[A block of data]
-----
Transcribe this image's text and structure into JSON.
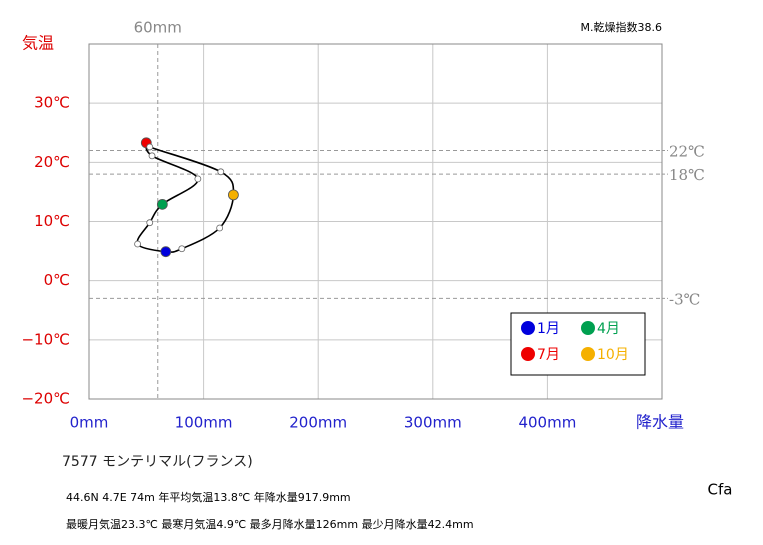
{
  "chart_data": {
    "type": "climograph",
    "x_label": "降水量",
    "y_label": "気温",
    "x": [
      67,
      42.4,
      53,
      64,
      95,
      55,
      50,
      53,
      115,
      126,
      114,
      81
    ],
    "values": [
      4.9,
      6.2,
      9.8,
      12.9,
      17.2,
      21.1,
      23.3,
      22.6,
      18.4,
      14.5,
      8.9,
      5.4
    ],
    "point_colors": [
      "#0000dd",
      null,
      null,
      "#00a050",
      null,
      null,
      "#ee0000",
      null,
      null,
      "#f5b000",
      null,
      null
    ],
    "legend": [
      {
        "name": "1月",
        "color": "#0000dd"
      },
      {
        "name": "4月",
        "color": "#00a050"
      },
      {
        "name": "7月",
        "color": "#ee0000"
      },
      {
        "name": "10月",
        "color": "#f5b000"
      }
    ],
    "xlim": [
      0,
      500
    ],
    "ylim": [
      -20,
      40
    ],
    "xticks": [
      {
        "value": 0,
        "label": "0mm"
      },
      {
        "value": 100,
        "label": "100mm"
      },
      {
        "value": 200,
        "label": "200mm"
      },
      {
        "value": 300,
        "label": "300mm"
      },
      {
        "value": 400,
        "label": "400mm"
      }
    ],
    "yticks": [
      {
        "value": -20,
        "label": "−20℃"
      },
      {
        "value": -10,
        "label": "−10℃"
      },
      {
        "value": 0,
        "label": "0℃"
      },
      {
        "value": 10,
        "label": "10℃"
      },
      {
        "value": 20,
        "label": "20℃"
      },
      {
        "value": 30,
        "label": "30℃"
      }
    ],
    "x_ref": [
      {
        "value": 60,
        "label": "60mm"
      }
    ],
    "y_ref": [
      {
        "value": 22,
        "label": "22℃"
      },
      {
        "value": 18,
        "label": "18℃"
      },
      {
        "value": -3,
        "label": "-3℃"
      }
    ],
    "grid": true,
    "info": {
      "index": "M.乾燥指数38.6",
      "station": "7577  モンテリマル(フランス)",
      "line1": "44.6N  4.7E 74m  年平均気温13.8℃ 年降水量917.9mm",
      "line2": "最暖月気温23.3℃ 最寒月気温4.9℃ 最多月降水量126mm 最少月降水量42.4mm",
      "climate": "Cfa"
    }
  }
}
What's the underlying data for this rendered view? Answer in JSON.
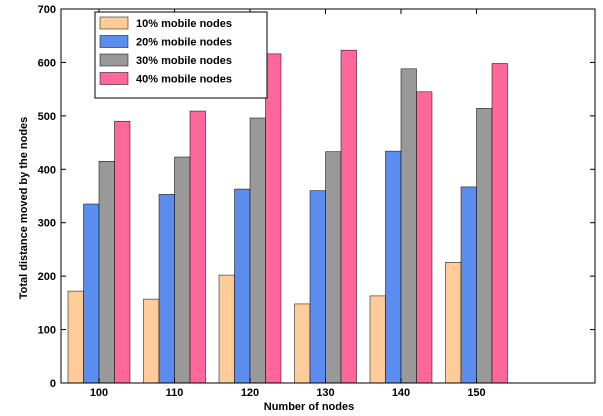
{
  "chart_data": {
    "type": "bar",
    "title": "",
    "xlabel": "Number of nodes",
    "ylabel": "Total distance moved by the nodes",
    "categories": [
      "100",
      "110",
      "120",
      "130",
      "140",
      "150"
    ],
    "ylim": [
      0,
      700
    ],
    "yticks": [
      "0",
      "100",
      "200",
      "300",
      "400",
      "500",
      "600",
      "700"
    ],
    "grid": false,
    "legend_position": "top-left",
    "series": [
      {
        "name": "10% mobile nodes",
        "color": "#FFCC99",
        "values": [
          172,
          157,
          202,
          148,
          163,
          226
        ]
      },
      {
        "name": "20% mobile nodes",
        "color": "#5B8DEF",
        "values": [
          335,
          353,
          363,
          360,
          434,
          367
        ]
      },
      {
        "name": "30% mobile nodes",
        "color": "#999999",
        "values": [
          415,
          423,
          496,
          433,
          588,
          514
        ]
      },
      {
        "name": "40% mobile nodes",
        "color": "#FF6699",
        "values": [
          490,
          509,
          616,
          623,
          545,
          598
        ]
      }
    ]
  }
}
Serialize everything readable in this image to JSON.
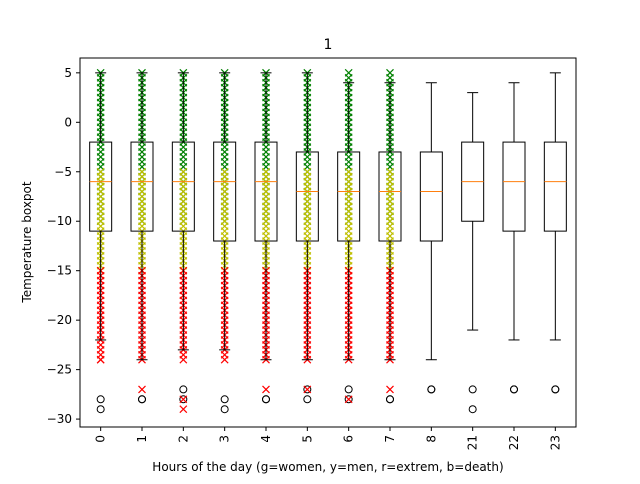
{
  "chart_data": {
    "type": "boxplot",
    "title": "1",
    "xlabel": "Hours of the day (g=women, y=men, r=extrem, b=death)",
    "ylabel": "Temperature boxpot",
    "ylim": [
      -30.8,
      6.5
    ],
    "yticks": [
      5,
      0,
      -5,
      -10,
      -15,
      -20,
      -25,
      -30
    ],
    "categories": [
      "0",
      "1",
      "2",
      "3",
      "4",
      "5",
      "6",
      "7",
      "8",
      "21",
      "22",
      "23"
    ],
    "boxes": [
      {
        "q1": -11,
        "median": -6,
        "q3": -2,
        "whisker_low": -22,
        "whisker_high": 5,
        "outliers": [
          -28,
          -29
        ]
      },
      {
        "q1": -11,
        "median": -6,
        "q3": -2,
        "whisker_low": -24,
        "whisker_high": 5,
        "outliers": [
          -28,
          -28
        ]
      },
      {
        "q1": -11,
        "median": -6,
        "q3": -2,
        "whisker_low": -23,
        "whisker_high": 5,
        "outliers": [
          -27,
          -28
        ]
      },
      {
        "q1": -12,
        "median": -6,
        "q3": -2,
        "whisker_low": -23,
        "whisker_high": 5,
        "outliers": [
          -28,
          -29
        ]
      },
      {
        "q1": -12,
        "median": -6,
        "q3": -2,
        "whisker_low": -24,
        "whisker_high": 5,
        "outliers": [
          -28,
          -28
        ]
      },
      {
        "q1": -12,
        "median": -7,
        "q3": -3,
        "whisker_low": -24,
        "whisker_high": 5,
        "outliers": [
          -27,
          -28
        ]
      },
      {
        "q1": -12,
        "median": -7,
        "q3": -3,
        "whisker_low": -24,
        "whisker_high": 4,
        "outliers": [
          -27,
          -28
        ]
      },
      {
        "q1": -12,
        "median": -7,
        "q3": -3,
        "whisker_low": -24,
        "whisker_high": 4,
        "outliers": [
          -28,
          -28
        ]
      },
      {
        "q1": -12,
        "median": -7,
        "q3": -3,
        "whisker_low": -24,
        "whisker_high": 4,
        "outliers": [
          -27,
          -27
        ]
      },
      {
        "q1": -10,
        "median": -6,
        "q3": -2,
        "whisker_low": -21,
        "whisker_high": 3,
        "outliers": [
          -27,
          -29
        ]
      },
      {
        "q1": -11,
        "median": -6,
        "q3": -2,
        "whisker_low": -22,
        "whisker_high": 4,
        "outliers": [
          -27,
          -27
        ]
      },
      {
        "q1": -11,
        "median": -6,
        "q3": -2,
        "whisker_low": -22,
        "whisker_high": 5,
        "outliers": [
          -27,
          -27
        ]
      }
    ],
    "scatter_series": [
      {
        "color": "#008000",
        "marker": "x",
        "x_categories": [
          "0",
          "1",
          "2",
          "3",
          "4",
          "5",
          "6",
          "7"
        ],
        "y_range": [
          -10,
          5
        ]
      },
      {
        "color": "#bfbf00",
        "marker": "x",
        "x_categories": [
          "0",
          "1",
          "2",
          "3",
          "4",
          "5",
          "6",
          "7"
        ],
        "y_range": [
          -15,
          -5
        ]
      },
      {
        "color": "#ff0000",
        "marker": "x",
        "x_categories": [
          "0",
          "1",
          "2",
          "3",
          "4",
          "5",
          "6",
          "7"
        ],
        "y_range": [
          -24,
          -15
        ]
      },
      {
        "color": "#ff0000",
        "marker": "x",
        "points": [
          [
            0,
            -24
          ],
          [
            1,
            -27
          ],
          [
            2,
            -28
          ],
          [
            2,
            -29
          ],
          [
            4,
            -27
          ],
          [
            5,
            -27
          ],
          [
            6,
            -28
          ],
          [
            7,
            -27
          ]
        ]
      }
    ],
    "colors": {
      "box": "#000000",
      "median": "#ff7f0e",
      "axes": "#000000"
    },
    "grid": false
  }
}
-----
## Task details
Transcribe the material exactly, and leave out whatever pictures it holds.

## Result
Transcribe this image's text and structure into JSON.
{
  "chart_data": {
    "type": "climograph",
    "x_label": "降水量",
    "y_label": "気温",
    "x": [
      67,
      42.4,
      53,
      64,
      95,
      55,
      50,
      53,
      115,
      126,
      114,
      81
    ],
    "values": [
      4.9,
      6.2,
      9.8,
      12.9,
      17.2,
      21.1,
      23.3,
      22.6,
      18.4,
      14.5,
      8.9,
      5.4
    ],
    "point_colors": [
      "#0000dd",
      null,
      null,
      "#00a050",
      null,
      null,
      "#ee0000",
      null,
      null,
      "#f5b000",
      null,
      null
    ],
    "legend": [
      {
        "name": "1月",
        "color": "#0000dd"
      },
      {
        "name": "4月",
        "color": "#00a050"
      },
      {
        "name": "7月",
        "color": "#ee0000"
      },
      {
        "name": "10月",
        "color": "#f5b000"
      }
    ],
    "xlim": [
      0,
      500
    ],
    "ylim": [
      -20,
      40
    ],
    "xticks": [
      {
        "value": 0,
        "label": "0mm"
      },
      {
        "value": 100,
        "label": "100mm"
      },
      {
        "value": 200,
        "label": "200mm"
      },
      {
        "value": 300,
        "label": "300mm"
      },
      {
        "value": 400,
        "label": "400mm"
      }
    ],
    "yticks": [
      {
        "value": -20,
        "label": "−20℃"
      },
      {
        "value": -10,
        "label": "−10℃"
      },
      {
        "value": 0,
        "label": "0℃"
      },
      {
        "value": 10,
        "label": "10℃"
      },
      {
        "value": 20,
        "label": "20℃"
      },
      {
        "value": 30,
        "label": "30℃"
      }
    ],
    "x_ref": [
      {
        "value": 60,
        "label": "60mm"
      }
    ],
    "y_ref": [
      {
        "value": 22,
        "label": "22℃"
      },
      {
        "value": 18,
        "label": "18℃"
      },
      {
        "value": -3,
        "label": "-3℃"
      }
    ],
    "grid": true,
    "info": {
      "index": "M.乾燥指数38.6",
      "station": "7577  モンテリマル(フランス)",
      "line1": "44.6N  4.7E 74m  年平均気温13.8℃ 年降水量917.9mm",
      "line2": "最暖月気温23.3℃ 最寒月気温4.9℃ 最多月降水量126mm 最少月降水量42.4mm",
      "climate": "Cfa"
    }
  }
}
What's the underlying data for this rendered view? Answer in JSON.
{
  "chart_data": {
    "type": "bar",
    "title": "",
    "xlabel": "Number of nodes",
    "ylabel": "Total distance moved by the nodes",
    "categories": [
      "100",
      "110",
      "120",
      "130",
      "140",
      "150"
    ],
    "ylim": [
      0,
      700
    ],
    "yticks": [
      "0",
      "100",
      "200",
      "300",
      "400",
      "500",
      "600",
      "700"
    ],
    "grid": false,
    "legend_position": "top-left",
    "series": [
      {
        "name": "10% mobile nodes",
        "color": "#FFCC99",
        "values": [
          172,
          157,
          202,
          148,
          163,
          226
        ]
      },
      {
        "name": "20% mobile nodes",
        "color": "#5B8DEF",
        "values": [
          335,
          353,
          363,
          360,
          434,
          367
        ]
      },
      {
        "name": "30% mobile nodes",
        "color": "#999999",
        "values": [
          415,
          423,
          496,
          433,
          588,
          514
        ]
      },
      {
        "name": "40% mobile nodes",
        "color": "#FF6699",
        "values": [
          490,
          509,
          616,
          623,
          545,
          598
        ]
      }
    ]
  }
}
Serialize everything readable in this image to JSON.
{
  "chart_data": {
    "type": "boxplot",
    "title": "1",
    "xlabel": "Hours of the day (g=women, y=men, r=extrem, b=death)",
    "ylabel": "Temperature boxpot",
    "ylim": [
      -30.8,
      6.5
    ],
    "yticks": [
      5,
      0,
      -5,
      -10,
      -15,
      -20,
      -25,
      -30
    ],
    "categories": [
      "0",
      "1",
      "2",
      "3",
      "4",
      "5",
      "6",
      "7",
      "8",
      "21",
      "22",
      "23"
    ],
    "boxes": [
      {
        "q1": -11,
        "median": -6,
        "q3": -2,
        "whisker_low": -22,
        "whisker_high": 5,
        "outliers": [
          -28,
          -29
        ]
      },
      {
        "q1": -11,
        "median": -6,
        "q3": -2,
        "whisker_low": -24,
        "whisker_high": 5,
        "outliers": [
          -28,
          -28
        ]
      },
      {
        "q1": -11,
        "median": -6,
        "q3": -2,
        "whisker_low": -23,
        "whisker_high": 5,
        "outliers": [
          -27,
          -28
        ]
      },
      {
        "q1": -12,
        "median": -6,
        "q3": -2,
        "whisker_low": -23,
        "whisker_high": 5,
        "outliers": [
          -28,
          -29
        ]
      },
      {
        "q1": -12,
        "median": -6,
        "q3": -2,
        "whisker_low": -24,
        "whisker_high": 5,
        "outliers": [
          -28,
          -28
        ]
      },
      {
        "q1": -12,
        "median": -7,
        "q3": -3,
        "whisker_low": -24,
        "whisker_high": 5,
        "outliers": [
          -27,
          -28
        ]
      },
      {
        "q1": -12,
        "median": -7,
        "q3": -3,
        "whisker_low": -24,
        "whisker_high": 4,
        "outliers": [
          -27,
          -28
        ]
      },
      {
        "q1": -12,
        "median": -7,
        "q3": -3,
        "whisker_low": -24,
        "whisker_high": 4,
        "outliers": [
          -28,
          -28
        ]
      },
      {
        "q1": -12,
        "median": -7,
        "q3": -3,
        "whisker_low": -24,
        "whisker_high": 4,
        "outliers": [
          -27,
          -27
        ]
      },
      {
        "q1": -10,
        "median": -6,
        "q3": -2,
        "whisker_low": -21,
        "whisker_high": 3,
        "outliers": [
          -27,
          -29
        ]
      },
      {
        "q1": -11,
        "median": -6,
        "q3": -2,
        "whisker_low": -22,
        "whisker_high": 4,
        "outliers": [
          -27,
          -27
        ]
      },
      {
        "q1": -11,
        "median": -6,
        "q3": -2,
        "whisker_low": -22,
        "whisker_high": 5,
        "outliers": [
          -27,
          -27
        ]
      }
    ],
    "scatter_series": [
      {
        "color": "#008000",
        "marker": "x",
        "x_categories": [
          "0",
          "1",
          "2",
          "3",
          "4",
          "5",
          "6",
          "7"
        ],
        "y_range": [
          -10,
          5
        ]
      },
      {
        "color": "#bfbf00",
        "marker": "x",
        "x_categories": [
          "0",
          "1",
          "2",
          "3",
          "4",
          "5",
          "6",
          "7"
        ],
        "y_range": [
          -15,
          -5
        ]
      },
      {
        "color": "#ff0000",
        "marker": "x",
        "x_categories": [
          "0",
          "1",
          "2",
          "3",
          "4",
          "5",
          "6",
          "7"
        ],
        "y_range": [
          -24,
          -15
        ]
      },
      {
        "color": "#ff0000",
        "marker": "x",
        "points": [
          [
            0,
            -24
          ],
          [
            1,
            -27
          ],
          [
            2,
            -28
          ],
          [
            2,
            -29
          ],
          [
            4,
            -27
          ],
          [
            5,
            -27
          ],
          [
            6,
            -28
          ],
          [
            7,
            -27
          ]
        ]
      }
    ],
    "colors": {
      "box": "#000000",
      "median": "#ff7f0e",
      "axes": "#000000"
    },
    "grid": false
  }
}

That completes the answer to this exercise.